[Work to complete] Type every record exactly as it appears.

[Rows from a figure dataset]

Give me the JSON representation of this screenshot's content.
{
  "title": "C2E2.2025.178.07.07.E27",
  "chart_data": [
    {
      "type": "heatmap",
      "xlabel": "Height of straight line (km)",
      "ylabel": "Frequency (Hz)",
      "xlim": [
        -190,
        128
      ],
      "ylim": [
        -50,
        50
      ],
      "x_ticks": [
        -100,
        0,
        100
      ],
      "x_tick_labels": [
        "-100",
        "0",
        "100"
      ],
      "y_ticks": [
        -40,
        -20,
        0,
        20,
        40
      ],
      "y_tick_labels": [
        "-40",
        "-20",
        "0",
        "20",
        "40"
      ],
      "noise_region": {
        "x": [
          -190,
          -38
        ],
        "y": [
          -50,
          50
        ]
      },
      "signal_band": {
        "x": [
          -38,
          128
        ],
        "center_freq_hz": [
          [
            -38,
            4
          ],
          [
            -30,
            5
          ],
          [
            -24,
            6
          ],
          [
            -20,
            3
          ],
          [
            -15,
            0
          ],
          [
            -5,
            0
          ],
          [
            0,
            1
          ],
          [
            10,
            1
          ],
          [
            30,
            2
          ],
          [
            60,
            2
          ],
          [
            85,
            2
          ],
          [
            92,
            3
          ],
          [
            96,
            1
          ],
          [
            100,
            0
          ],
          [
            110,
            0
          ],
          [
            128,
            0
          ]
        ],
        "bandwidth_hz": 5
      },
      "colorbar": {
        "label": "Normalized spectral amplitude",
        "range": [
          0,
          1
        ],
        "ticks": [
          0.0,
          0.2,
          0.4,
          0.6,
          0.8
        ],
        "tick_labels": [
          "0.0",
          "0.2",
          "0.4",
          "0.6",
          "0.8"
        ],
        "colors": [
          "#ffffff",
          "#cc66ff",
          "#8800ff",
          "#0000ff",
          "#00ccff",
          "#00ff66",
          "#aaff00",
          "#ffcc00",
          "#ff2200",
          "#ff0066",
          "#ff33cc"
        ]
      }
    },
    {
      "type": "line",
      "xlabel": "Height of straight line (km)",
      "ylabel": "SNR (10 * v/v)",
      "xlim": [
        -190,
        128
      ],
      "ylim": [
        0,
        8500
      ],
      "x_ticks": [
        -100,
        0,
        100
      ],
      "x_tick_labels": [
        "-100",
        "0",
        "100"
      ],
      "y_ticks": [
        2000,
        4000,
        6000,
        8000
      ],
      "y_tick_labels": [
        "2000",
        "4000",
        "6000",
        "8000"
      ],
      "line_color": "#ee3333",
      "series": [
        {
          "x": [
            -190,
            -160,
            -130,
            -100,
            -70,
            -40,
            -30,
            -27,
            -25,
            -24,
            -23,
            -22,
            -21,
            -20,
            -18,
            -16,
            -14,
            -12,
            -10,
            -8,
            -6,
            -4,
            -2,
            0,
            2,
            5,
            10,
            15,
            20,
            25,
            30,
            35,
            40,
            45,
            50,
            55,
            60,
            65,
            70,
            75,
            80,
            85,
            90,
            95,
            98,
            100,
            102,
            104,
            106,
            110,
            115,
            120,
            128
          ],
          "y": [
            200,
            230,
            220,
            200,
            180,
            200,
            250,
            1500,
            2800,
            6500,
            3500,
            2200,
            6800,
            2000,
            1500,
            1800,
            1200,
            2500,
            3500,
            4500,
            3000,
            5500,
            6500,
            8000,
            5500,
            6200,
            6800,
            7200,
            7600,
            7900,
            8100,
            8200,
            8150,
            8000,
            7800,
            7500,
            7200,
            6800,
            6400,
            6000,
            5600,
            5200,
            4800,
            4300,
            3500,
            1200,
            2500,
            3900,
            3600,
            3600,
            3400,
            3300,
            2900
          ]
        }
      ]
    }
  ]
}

[Result]
Give me the JSON representation of this screenshot's content.
{
  "title": "C2E2.2025.178.07.07.E27",
  "chart_data": [
    {
      "type": "heatmap",
      "xlabel": "Height of straight line (km)",
      "ylabel": "Frequency (Hz)",
      "xlim": [
        -190,
        128
      ],
      "ylim": [
        -50,
        50
      ],
      "x_ticks": [
        -100,
        0,
        100
      ],
      "x_tick_labels": [
        "-100",
        "0",
        "100"
      ],
      "y_ticks": [
        -40,
        -20,
        0,
        20,
        40
      ],
      "y_tick_labels": [
        "-40",
        "-20",
        "0",
        "20",
        "40"
      ],
      "noise_region": {
        "x": [
          -190,
          -38
        ],
        "y": [
          -50,
          50
        ]
      },
      "signal_band": {
        "x": [
          -38,
          128
        ],
        "center_freq_hz": [
          [
            -38,
            4
          ],
          [
            -30,
            5
          ],
          [
            -24,
            6
          ],
          [
            -20,
            3
          ],
          [
            -15,
            0
          ],
          [
            -5,
            0
          ],
          [
            0,
            1
          ],
          [
            10,
            1
          ],
          [
            30,
            2
          ],
          [
            60,
            2
          ],
          [
            85,
            2
          ],
          [
            92,
            3
          ],
          [
            96,
            1
          ],
          [
            100,
            0
          ],
          [
            110,
            0
          ],
          [
            128,
            0
          ]
        ],
        "bandwidth_hz": 5
      },
      "colorbar": {
        "label": "Normalized spectral amplitude",
        "range": [
          0,
          1
        ],
        "ticks": [
          0.0,
          0.2,
          0.4,
          0.6,
          0.8
        ],
        "tick_labels": [
          "0.0",
          "0.2",
          "0.4",
          "0.6",
          "0.8"
        ],
        "colors": [
          "#ffffff",
          "#cc66ff",
          "#8800ff",
          "#0000ff",
          "#00ccff",
          "#00ff66",
          "#aaff00",
          "#ffcc00",
          "#ff2200",
          "#ff0066",
          "#ff33cc"
        ]
      }
    },
    {
      "type": "line",
      "xlabel": "Height of straight line (km)",
      "ylabel": "SNR (10 * v/v)",
      "xlim": [
        -190,
        128
      ],
      "ylim": [
        0,
        8500
      ],
      "x_ticks": [
        -100,
        0,
        100
      ],
      "x_tick_labels": [
        "-100",
        "0",
        "100"
      ],
      "y_ticks": [
        2000,
        4000,
        6000,
        8000
      ],
      "y_tick_labels": [
        "2000",
        "4000",
        "6000",
        "8000"
      ],
      "line_color": "#ee3333",
      "series": [
        {
          "x": [
            -190,
            -160,
            -130,
            -100,
            -70,
            -40,
            -30,
            -27,
            -25,
            -24,
            -23,
            -22,
            -21,
            -20,
            -18,
            -16,
            -14,
            -12,
            -10,
            -8,
            -6,
            -4,
            -2,
            0,
            2,
            5,
            10,
            15,
            20,
            25,
            30,
            35,
            40,
            45,
            50,
            55,
            60,
            65,
            70,
            75,
            80,
            85,
            90,
            95,
            98,
            100,
            102,
            104,
            106,
            110,
            115,
            120,
            128
          ],
          "y": [
            200,
            230,
            220,
            200,
            180,
            200,
            250,
            1500,
            2800,
            6500,
            3500,
            2200,
            6800,
            2000,
            1500,
            1800,
            1200,
            2500,
            3500,
            4500,
            3000,
            5500,
            6500,
            8000,
            5500,
            6200,
            6800,
            7200,
            7600,
            7900,
            8100,
            8200,
            8150,
            8000,
            7800,
            7500,
            7200,
            6800,
            6400,
            6000,
            5600,
            5200,
            4800,
            4300,
            3500,
            1200,
            2500,
            3900,
            3600,
            3600,
            3400,
            3300,
            2900
          ]
        }
      ]
    }
  ]
}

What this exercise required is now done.